### TASK TO COMPLETE
Search the material below for the word "Purchased". Copy every line that has it.

### RECORDED DATA
━━━━━━━━━━━━━━━━━━━━
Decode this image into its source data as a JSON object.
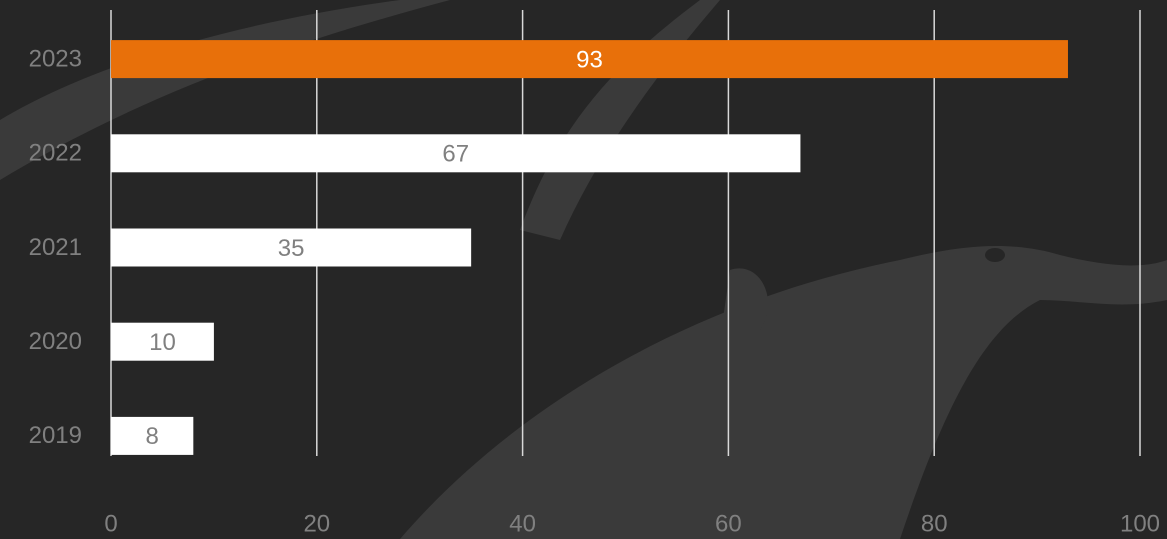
{
  "chart_data": {
    "type": "barh",
    "categories": [
      "2023",
      "2022",
      "2021",
      "2020",
      "2019"
    ],
    "values": [
      93,
      67,
      35,
      10,
      8
    ],
    "colors": [
      "#e8700a",
      "#ffffff",
      "#ffffff",
      "#ffffff",
      "#ffffff"
    ],
    "label_colors": [
      "#ffffff",
      "#808080",
      "#808080",
      "#808080",
      "#808080"
    ],
    "xlim": [
      0,
      100
    ],
    "xticks": [
      0,
      20,
      40,
      60,
      80,
      100
    ],
    "grid": true
  }
}
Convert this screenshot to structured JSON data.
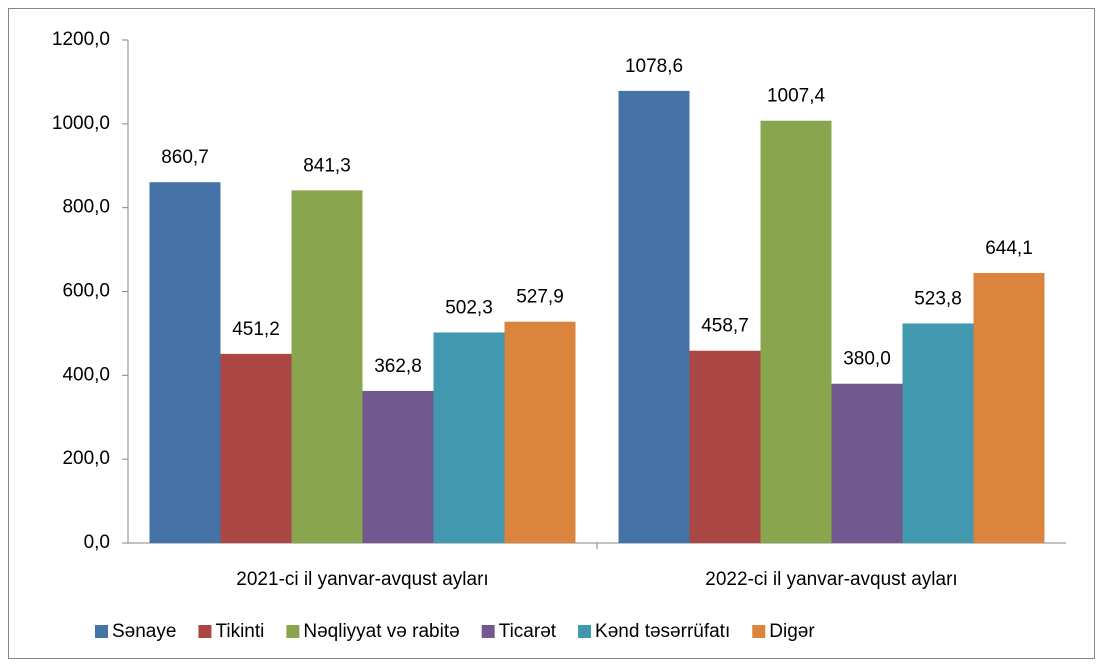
{
  "chart_data": {
    "type": "bar",
    "categories": [
      "2021-ci il yanvar-avqust ayları",
      "2022-ci il yanvar-avqust ayları"
    ],
    "series": [
      {
        "name": "Sənaye",
        "color": "#4572a7",
        "values": [
          860.7,
          1078.6
        ],
        "value_labels": [
          "860,7",
          "1078,6"
        ]
      },
      {
        "name": "Tikinti",
        "color": "#aa4643",
        "values": [
          451.2,
          458.7
        ],
        "value_labels": [
          "451,2",
          "458,7"
        ]
      },
      {
        "name": "Nəqliyyat və rabitə",
        "color": "#89a54e",
        "values": [
          841.3,
          1007.4
        ],
        "value_labels": [
          "841,3",
          "1007,4"
        ]
      },
      {
        "name": "Ticarət",
        "color": "#71588f",
        "values": [
          362.8,
          380.0
        ],
        "value_labels": [
          "362,8",
          "380,0"
        ]
      },
      {
        "name": "Kənd təsərrüfatı",
        "color": "#4198af",
        "values": [
          502.3,
          523.8
        ],
        "value_labels": [
          "502,3",
          "523,8"
        ]
      },
      {
        "name": "Digər",
        "color": "#db843d",
        "values": [
          527.9,
          644.1
        ],
        "value_labels": [
          "527,9",
          "644,1"
        ]
      }
    ],
    "ylim": [
      0,
      1200
    ],
    "yticks": [
      {
        "value": 0,
        "label": "0,0"
      },
      {
        "value": 200,
        "label": "200,0"
      },
      {
        "value": 400,
        "label": "400,0"
      },
      {
        "value": 600,
        "label": "600,0"
      },
      {
        "value": 800,
        "label": "800,0"
      },
      {
        "value": 1000,
        "label": "1000,0"
      },
      {
        "value": 1200,
        "label": "1200,0"
      }
    ],
    "legend": "bottom"
  }
}
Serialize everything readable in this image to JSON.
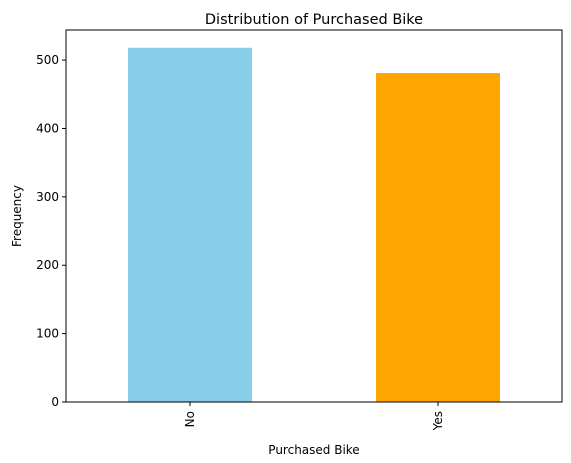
{
  "chart_data": {
    "type": "bar",
    "title": "Distribution of Purchased Bike",
    "xlabel": "Purchased Bike",
    "ylabel": "Frequency",
    "categories": [
      "No",
      "Yes"
    ],
    "values": [
      518,
      481
    ],
    "colors": [
      "#87CEEB",
      "#FFA500"
    ],
    "ylim": [
      0,
      544
    ],
    "yticks": [
      0,
      100,
      200,
      300,
      400,
      500
    ],
    "grid": false,
    "legend": "none",
    "xtick_rotation": "vertical"
  }
}
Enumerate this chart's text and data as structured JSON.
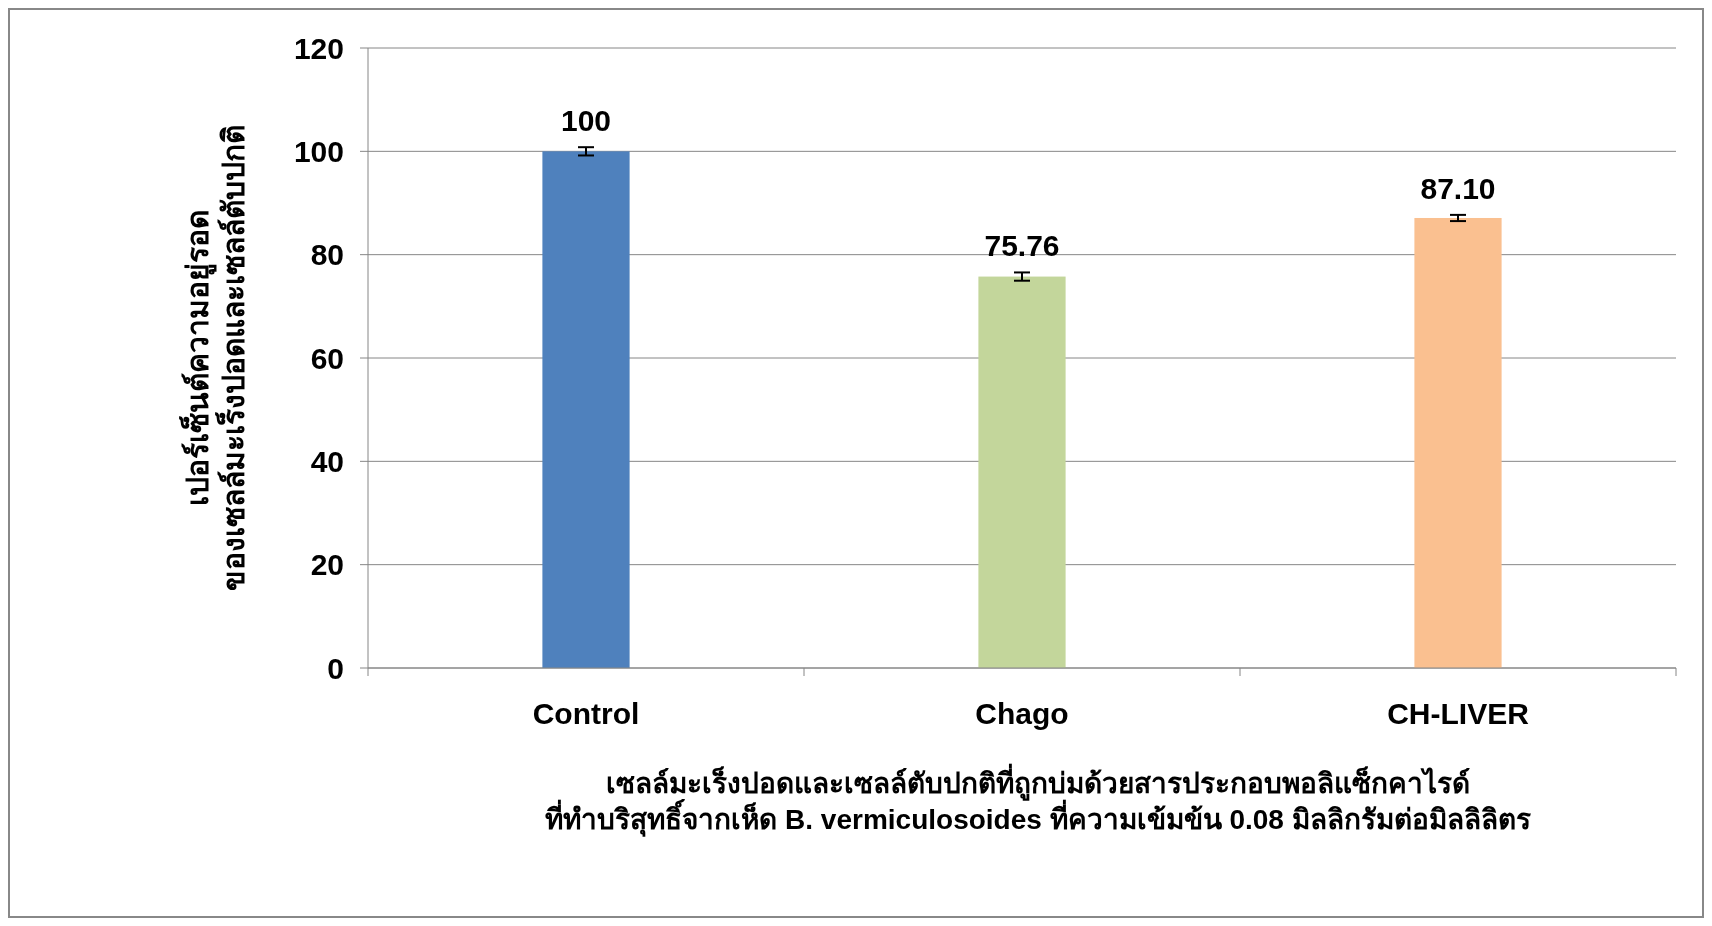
{
  "chart_data": {
    "type": "bar",
    "categories": [
      "Control",
      "Chago",
      "CH-LIVER"
    ],
    "values": [
      100,
      75.76,
      87.1
    ],
    "value_labels": [
      "100",
      "75.76",
      "87.10"
    ],
    "colors": [
      "#4f81bd",
      "#c3d69b",
      "#fac090"
    ],
    "errors": [
      0.8,
      0.8,
      0.6
    ],
    "ylim": [
      0,
      120
    ],
    "yticks": [
      0,
      20,
      40,
      60,
      80,
      100,
      120
    ],
    "grid": "y",
    "ylabel": "เปอร์เซ็นต์ความอยู่รอด\nของเซลล์มะเร็งปอดและเซลล์ตับปกติ",
    "xlabel": "เซลล์มะเร็งปอดและเซลล์ตับปกติที่ถูกบ่มด้วยสารประกอบพอลิแซ็กคาไรด์\nที่ทำบริสุทธิ์จากเห็ด B. vermiculosoides ที่ความเข้มข้น 0.08 มิลลิกรัมต่อมิลลิลิตร"
  }
}
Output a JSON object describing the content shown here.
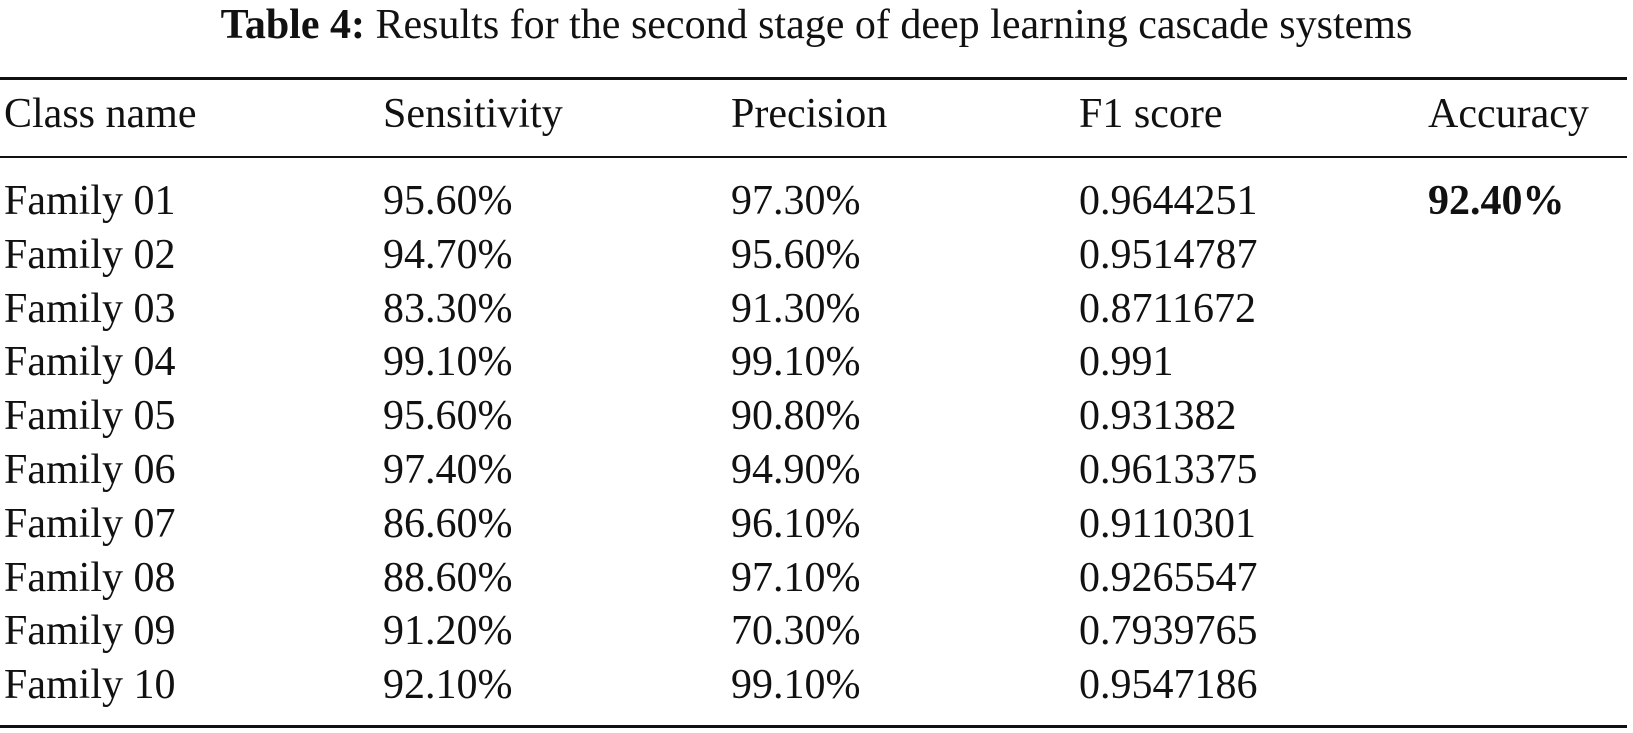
{
  "table": {
    "caption_label": "Table 4:",
    "caption_text": "Results for the second stage of deep learning cascade systems",
    "headers": [
      "Class name",
      "Sensitivity",
      "Precision",
      "F1 score",
      "Accuracy"
    ],
    "rows": [
      {
        "class_name": "Family 01",
        "sensitivity": "95.60%",
        "precision": "97.30%",
        "f1": "0.9644251",
        "accuracy": "92.40%"
      },
      {
        "class_name": "Family 02",
        "sensitivity": "94.70%",
        "precision": "95.60%",
        "f1": "0.9514787",
        "accuracy": ""
      },
      {
        "class_name": "Family 03",
        "sensitivity": "83.30%",
        "precision": "91.30%",
        "f1": "0.8711672",
        "accuracy": ""
      },
      {
        "class_name": "Family 04",
        "sensitivity": "99.10%",
        "precision": "99.10%",
        "f1": "0.991",
        "accuracy": ""
      },
      {
        "class_name": "Family 05",
        "sensitivity": "95.60%",
        "precision": "90.80%",
        "f1": "0.931382",
        "accuracy": ""
      },
      {
        "class_name": "Family 06",
        "sensitivity": "97.40%",
        "precision": "94.90%",
        "f1": "0.9613375",
        "accuracy": ""
      },
      {
        "class_name": "Family 07",
        "sensitivity": "86.60%",
        "precision": "96.10%",
        "f1": "0.9110301",
        "accuracy": ""
      },
      {
        "class_name": "Family 08",
        "sensitivity": "88.60%",
        "precision": "97.10%",
        "f1": "0.9265547",
        "accuracy": ""
      },
      {
        "class_name": "Family 09",
        "sensitivity": "91.20%",
        "precision": "70.30%",
        "f1": "0.7939765",
        "accuracy": ""
      },
      {
        "class_name": "Family 10",
        "sensitivity": "92.10%",
        "precision": "99.10%",
        "f1": "0.9547186",
        "accuracy": ""
      }
    ]
  }
}
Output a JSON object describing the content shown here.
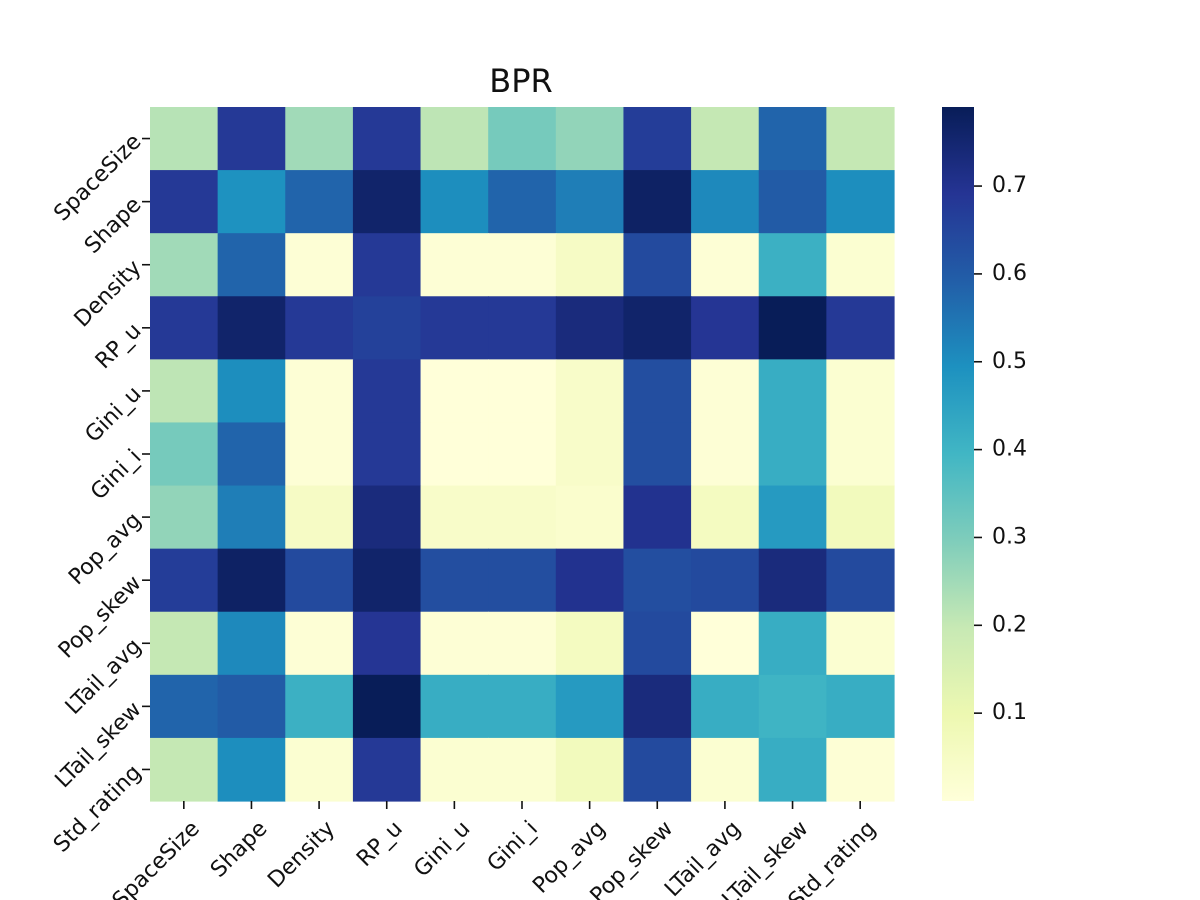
━━━━━━━━━━━━━━━━━━━━
### EXPECTED OUTPUT
    "title": "Distribution of Purchased Bike",
    "xlabel": "Purchased Bike",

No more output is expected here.